Problem to solve → Check every line of the material below for the string "социальной", and return the ones that have it.

Data records:
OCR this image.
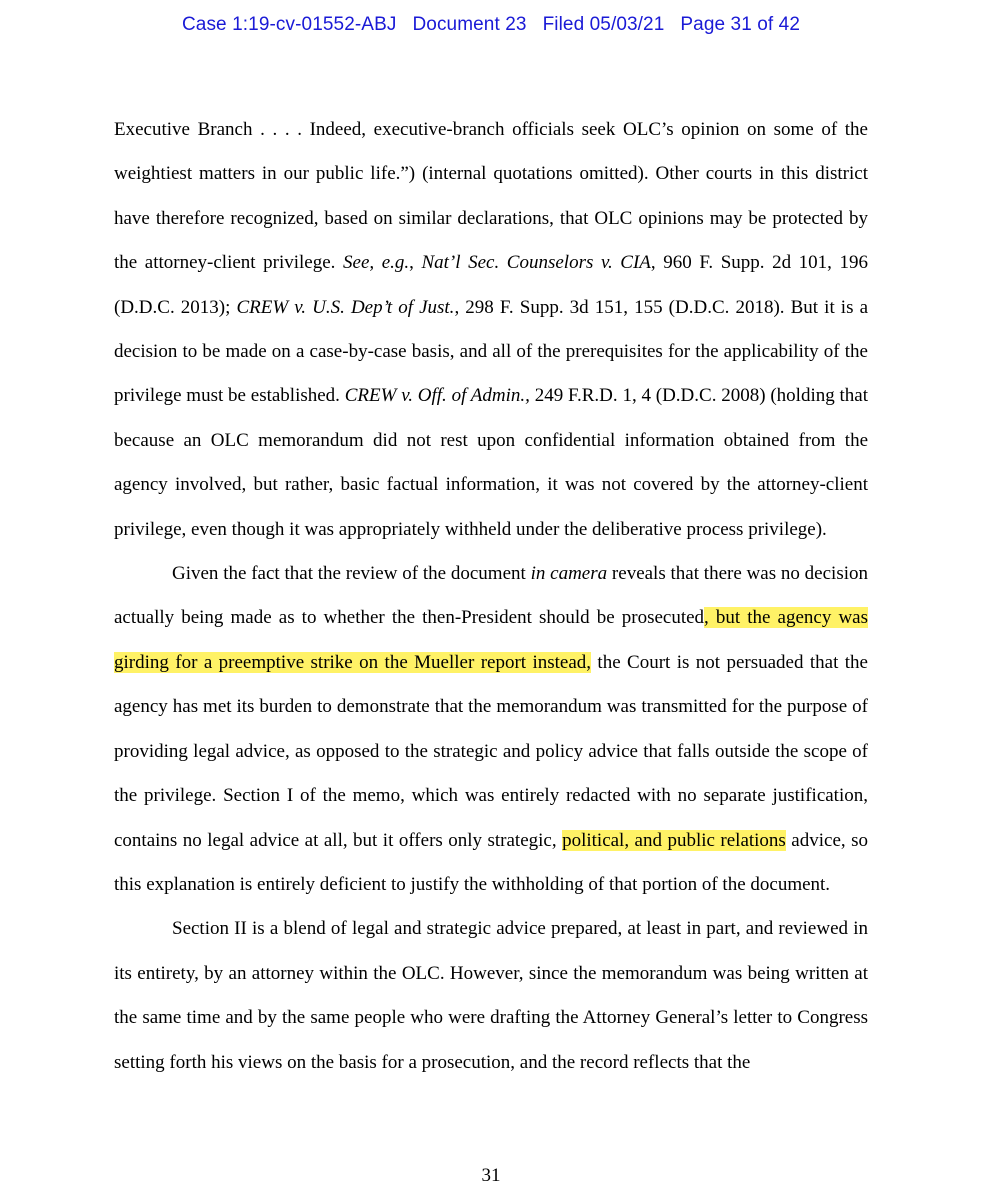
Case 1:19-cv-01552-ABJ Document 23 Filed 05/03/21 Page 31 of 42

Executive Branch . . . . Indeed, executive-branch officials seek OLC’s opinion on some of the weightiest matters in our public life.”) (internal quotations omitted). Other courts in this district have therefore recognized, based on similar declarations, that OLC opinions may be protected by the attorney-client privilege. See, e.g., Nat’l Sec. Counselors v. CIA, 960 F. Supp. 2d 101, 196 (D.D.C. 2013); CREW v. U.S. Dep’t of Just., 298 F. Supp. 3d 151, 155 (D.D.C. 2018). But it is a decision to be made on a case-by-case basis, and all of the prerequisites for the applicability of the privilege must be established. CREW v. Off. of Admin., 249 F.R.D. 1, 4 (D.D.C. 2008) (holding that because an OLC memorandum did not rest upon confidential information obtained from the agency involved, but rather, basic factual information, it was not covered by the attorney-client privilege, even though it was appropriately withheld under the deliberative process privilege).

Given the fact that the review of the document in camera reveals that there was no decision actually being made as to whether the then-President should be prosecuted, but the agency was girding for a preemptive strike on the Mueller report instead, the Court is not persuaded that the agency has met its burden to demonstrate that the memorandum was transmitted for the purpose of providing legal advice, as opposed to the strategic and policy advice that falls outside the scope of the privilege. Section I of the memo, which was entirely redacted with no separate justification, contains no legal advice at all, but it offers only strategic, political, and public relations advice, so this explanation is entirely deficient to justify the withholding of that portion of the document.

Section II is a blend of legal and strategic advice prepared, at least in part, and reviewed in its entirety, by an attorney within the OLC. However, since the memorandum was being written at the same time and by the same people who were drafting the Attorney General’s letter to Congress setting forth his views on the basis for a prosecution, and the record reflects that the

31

* * *

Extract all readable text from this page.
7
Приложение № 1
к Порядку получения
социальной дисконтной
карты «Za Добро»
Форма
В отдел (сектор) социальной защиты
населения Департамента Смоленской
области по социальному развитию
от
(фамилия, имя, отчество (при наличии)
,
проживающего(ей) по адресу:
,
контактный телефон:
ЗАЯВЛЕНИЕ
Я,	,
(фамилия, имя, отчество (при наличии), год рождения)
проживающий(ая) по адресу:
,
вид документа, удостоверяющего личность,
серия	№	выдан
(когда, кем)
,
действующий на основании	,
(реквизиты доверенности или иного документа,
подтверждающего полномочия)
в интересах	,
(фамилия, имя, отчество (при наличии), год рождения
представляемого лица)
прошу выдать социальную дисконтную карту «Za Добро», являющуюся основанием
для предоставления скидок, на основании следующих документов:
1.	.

Exercise response →
социальной дисконтной
В отдел (сектор) социальной защиты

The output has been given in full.